(Dataset excerpt)
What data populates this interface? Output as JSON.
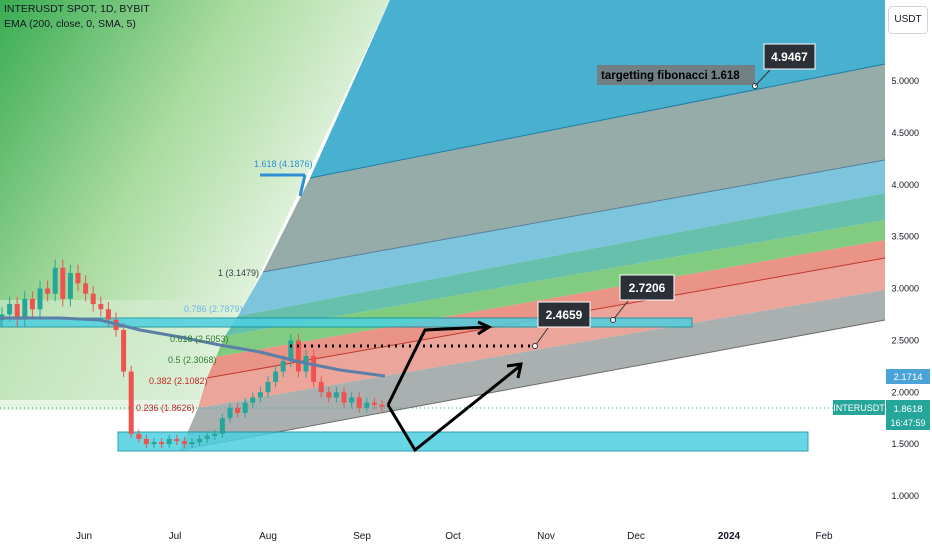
{
  "header": {
    "symbol_line": "INTERUSDT SPOT, 1D, BYBIT",
    "indicator_line": "EMA (200, close, 0, SMA, 5)"
  },
  "axis": {
    "currency_button": "USDT",
    "price_ticks": [
      "5.0000",
      "4.5000",
      "4.0000",
      "3.5000",
      "3.0000",
      "2.5000",
      "2.0000",
      "1.5000",
      "1.0000"
    ],
    "time_ticks": [
      "Jun",
      "Jul",
      "Aug",
      "Sep",
      "Oct",
      "Nov",
      "Dec",
      "2024",
      "Feb"
    ],
    "price_markers": [
      {
        "label": "",
        "value": "2.1714",
        "color": "#4aa3d8"
      },
      {
        "label": "INTERUSDT",
        "value": "1.8618",
        "color": "#26a69a"
      },
      {
        "label": "",
        "value": "16:47:59",
        "color": "#26a69a"
      }
    ]
  },
  "fib_levels": [
    {
      "label": "1.618 (4.1876)",
      "color": "#2f8fd6"
    },
    {
      "label": "1 (3.1479)",
      "color": "#787b86"
    },
    {
      "label": "0.786 (2.7879)",
      "color": "#6fb8e6"
    },
    {
      "label": "0.618 (2.5053)",
      "color": "#4caf50"
    },
    {
      "label": "0.5 (2.3068)",
      "color": "#4caf50"
    },
    {
      "label": "0.382 (2.1082)",
      "color": "#e53935"
    },
    {
      "label": "0.236 (1.8626)",
      "color": "#e53935"
    }
  ],
  "annotations": {
    "target_text": "targetting fibonacci 1.618",
    "callouts": [
      "4.9467",
      "2.4659",
      "2.7206"
    ]
  },
  "colors": {
    "up": "#26a69a",
    "down": "#ef5350",
    "ema": "#5b7fa6",
    "zone": "#4dd0e1",
    "accent": "#2962ff"
  },
  "chart_data": {
    "type": "candlestick",
    "title": "INTERUSDT SPOT, 1D, BYBIT",
    "xlabel": "",
    "ylabel": "",
    "ylim": [
      0.9,
      5.4
    ],
    "x_ticks": [
      "Jun",
      "Jul",
      "Aug",
      "Sep",
      "Oct",
      "Nov",
      "Dec",
      "2024",
      "Feb"
    ],
    "close_approx": [
      2.75,
      2.85,
      2.7,
      2.9,
      2.8,
      3.0,
      2.95,
      3.2,
      2.9,
      3.15,
      3.05,
      2.95,
      2.85,
      2.8,
      2.7,
      2.6,
      2.2,
      1.6,
      1.55,
      1.5,
      1.52,
      1.5,
      1.55,
      1.53,
      1.5,
      1.52,
      1.55,
      1.58,
      1.6,
      1.75,
      1.85,
      1.8,
      1.9,
      1.95,
      2.0,
      2.1,
      2.2,
      2.3,
      2.5,
      2.2,
      2.35,
      2.1,
      2.0,
      1.95,
      2.0,
      1.9,
      1.95,
      1.85,
      1.9,
      1.88,
      1.86
    ],
    "last_price": 1.8618,
    "ema_last": 2.1714,
    "fib_extension": {
      "0.236": 1.8626,
      "0.382": 2.1082,
      "0.5": 2.3068,
      "0.618": 2.5053,
      "0.786": 2.7879,
      "1": 3.1479,
      "1.618": 4.1876
    },
    "targets": [
      2.4659,
      2.7206,
      4.9467
    ]
  }
}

▶ **Exercise instructions**: Copy every single line of the material above that holds "BYBIT".

▶ **Exercise output**:
    "symbol_line": "INTERUSDT SPOT, 1D, BYBIT",
    "title": "INTERUSDT SPOT, 1D, BYBIT",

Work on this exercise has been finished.